Find the lines containing "value" and say how many there are, with no other words.

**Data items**
(begin)

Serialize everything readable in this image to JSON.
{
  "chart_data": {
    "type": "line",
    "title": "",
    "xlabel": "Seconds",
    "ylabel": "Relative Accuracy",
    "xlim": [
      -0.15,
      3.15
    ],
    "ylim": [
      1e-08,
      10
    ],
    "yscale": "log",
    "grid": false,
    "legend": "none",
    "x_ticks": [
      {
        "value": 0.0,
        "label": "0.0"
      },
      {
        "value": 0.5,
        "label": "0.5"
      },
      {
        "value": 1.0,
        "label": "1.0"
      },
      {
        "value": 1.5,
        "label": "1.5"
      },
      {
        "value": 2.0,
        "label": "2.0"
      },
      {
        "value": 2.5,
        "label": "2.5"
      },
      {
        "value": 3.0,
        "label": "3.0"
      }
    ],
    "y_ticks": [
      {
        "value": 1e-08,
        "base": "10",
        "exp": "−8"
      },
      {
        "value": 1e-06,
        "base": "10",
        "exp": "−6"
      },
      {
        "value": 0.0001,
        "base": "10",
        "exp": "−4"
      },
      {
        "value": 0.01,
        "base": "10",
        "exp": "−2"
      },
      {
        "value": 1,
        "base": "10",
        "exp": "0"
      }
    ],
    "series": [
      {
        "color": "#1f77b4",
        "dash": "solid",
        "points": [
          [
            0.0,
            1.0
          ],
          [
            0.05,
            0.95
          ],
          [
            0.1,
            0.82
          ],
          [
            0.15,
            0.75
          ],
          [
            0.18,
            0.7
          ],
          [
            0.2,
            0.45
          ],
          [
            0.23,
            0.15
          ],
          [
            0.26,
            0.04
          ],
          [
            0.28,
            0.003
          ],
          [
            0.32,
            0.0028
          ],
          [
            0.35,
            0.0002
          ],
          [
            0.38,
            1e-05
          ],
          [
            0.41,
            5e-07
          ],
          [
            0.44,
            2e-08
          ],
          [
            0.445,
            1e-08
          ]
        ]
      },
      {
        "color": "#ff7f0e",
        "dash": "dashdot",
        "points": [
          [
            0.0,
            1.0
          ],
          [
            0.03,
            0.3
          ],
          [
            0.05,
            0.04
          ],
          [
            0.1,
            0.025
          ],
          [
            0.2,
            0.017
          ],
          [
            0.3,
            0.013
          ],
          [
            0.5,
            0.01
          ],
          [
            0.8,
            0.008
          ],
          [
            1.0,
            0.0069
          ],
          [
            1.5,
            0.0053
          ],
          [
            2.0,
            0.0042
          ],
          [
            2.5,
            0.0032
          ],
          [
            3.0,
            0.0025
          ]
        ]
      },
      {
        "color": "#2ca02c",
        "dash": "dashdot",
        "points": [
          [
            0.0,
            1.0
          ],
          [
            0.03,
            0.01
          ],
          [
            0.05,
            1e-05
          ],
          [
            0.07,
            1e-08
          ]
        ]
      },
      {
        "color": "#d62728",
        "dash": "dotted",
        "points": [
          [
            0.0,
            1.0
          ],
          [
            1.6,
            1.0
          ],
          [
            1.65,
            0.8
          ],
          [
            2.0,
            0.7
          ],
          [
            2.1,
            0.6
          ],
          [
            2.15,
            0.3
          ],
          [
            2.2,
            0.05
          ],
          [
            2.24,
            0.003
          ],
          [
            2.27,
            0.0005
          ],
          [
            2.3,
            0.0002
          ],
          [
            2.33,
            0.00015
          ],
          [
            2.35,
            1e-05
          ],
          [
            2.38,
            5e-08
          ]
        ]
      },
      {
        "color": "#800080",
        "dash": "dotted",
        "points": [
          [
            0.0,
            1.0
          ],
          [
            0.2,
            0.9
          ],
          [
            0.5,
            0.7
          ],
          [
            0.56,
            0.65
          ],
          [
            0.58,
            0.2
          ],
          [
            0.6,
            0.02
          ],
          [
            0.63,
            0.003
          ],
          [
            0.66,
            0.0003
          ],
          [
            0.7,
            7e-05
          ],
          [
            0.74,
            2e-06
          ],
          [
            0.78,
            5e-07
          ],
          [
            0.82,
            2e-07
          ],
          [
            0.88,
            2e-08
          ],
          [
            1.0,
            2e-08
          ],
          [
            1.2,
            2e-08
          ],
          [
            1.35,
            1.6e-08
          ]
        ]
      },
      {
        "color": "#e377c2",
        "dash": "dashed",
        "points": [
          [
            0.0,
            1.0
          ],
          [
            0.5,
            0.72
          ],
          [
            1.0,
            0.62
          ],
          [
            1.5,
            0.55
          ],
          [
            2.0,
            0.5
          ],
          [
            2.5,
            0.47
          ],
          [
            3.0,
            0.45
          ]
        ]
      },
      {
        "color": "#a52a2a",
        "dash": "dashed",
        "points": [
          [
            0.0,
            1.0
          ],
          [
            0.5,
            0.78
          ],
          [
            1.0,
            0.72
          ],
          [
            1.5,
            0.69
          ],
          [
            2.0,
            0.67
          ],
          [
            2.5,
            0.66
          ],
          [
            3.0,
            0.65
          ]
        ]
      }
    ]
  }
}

(end)

**Reply to the exercise**
12